### WORK TO DO
Report the total number of lines that include the string "الملابس", without any other text.

### RECORDS FOR THIS TASK
****
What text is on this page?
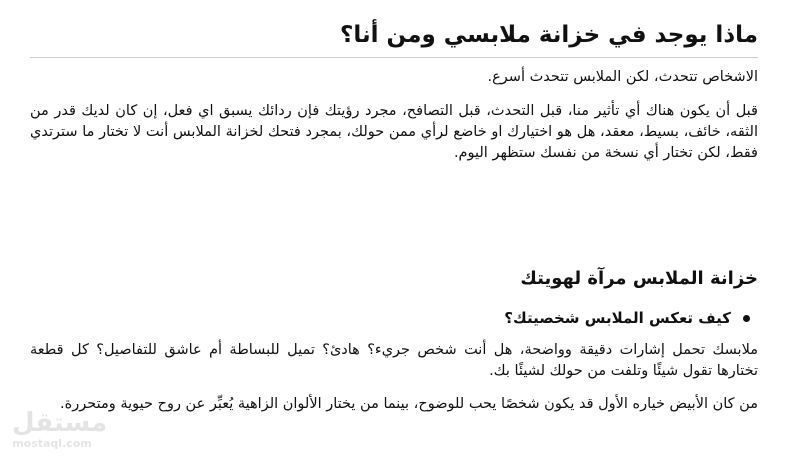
ماذا يوجد في خزانة ملابسي ومن أنا؟

الاشخاص تتحدث، لكن الملابس تتحدث أسرع.

قبل أن يكون هناك أي تأثير منا، قبل التحدث، قبل التصافح، مجرد رؤيتك فإن ردائك يسبق اي فعل، إن كان لديك قدر من الثقه، خائف، بسيط، معقد، هل هو اختيارك او خاضع لرأي ممن حولك، بمجرد فتحك لخزانة الملابس أنت لا تختار ما سترتدي فقط، لكن تختار أي نسخة من نفسك ستظهر اليوم.

خزانة الملابس مرآة لهويتك
كيف تعكس الملابس شخصيتك؟

ملابسك تحمل إشارات دقيقة وواضحة، هل أنت شخص جريء؟ هادئ؟ تميل للبساطة أم عاشق للتفاصيل؟ كل قطعة تختارها تقول شيئًا وتلفت من حولك لشيئًا بك.

من كان الأبيض خياره الأول قد يكون شخصًا يحب للوضوح، بينما من يختار الألوان الزاهية يُعبِّر عن روح حيوية ومتحررة.

مستقل
mostaql.com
****
### CORRECT OUTPUT
4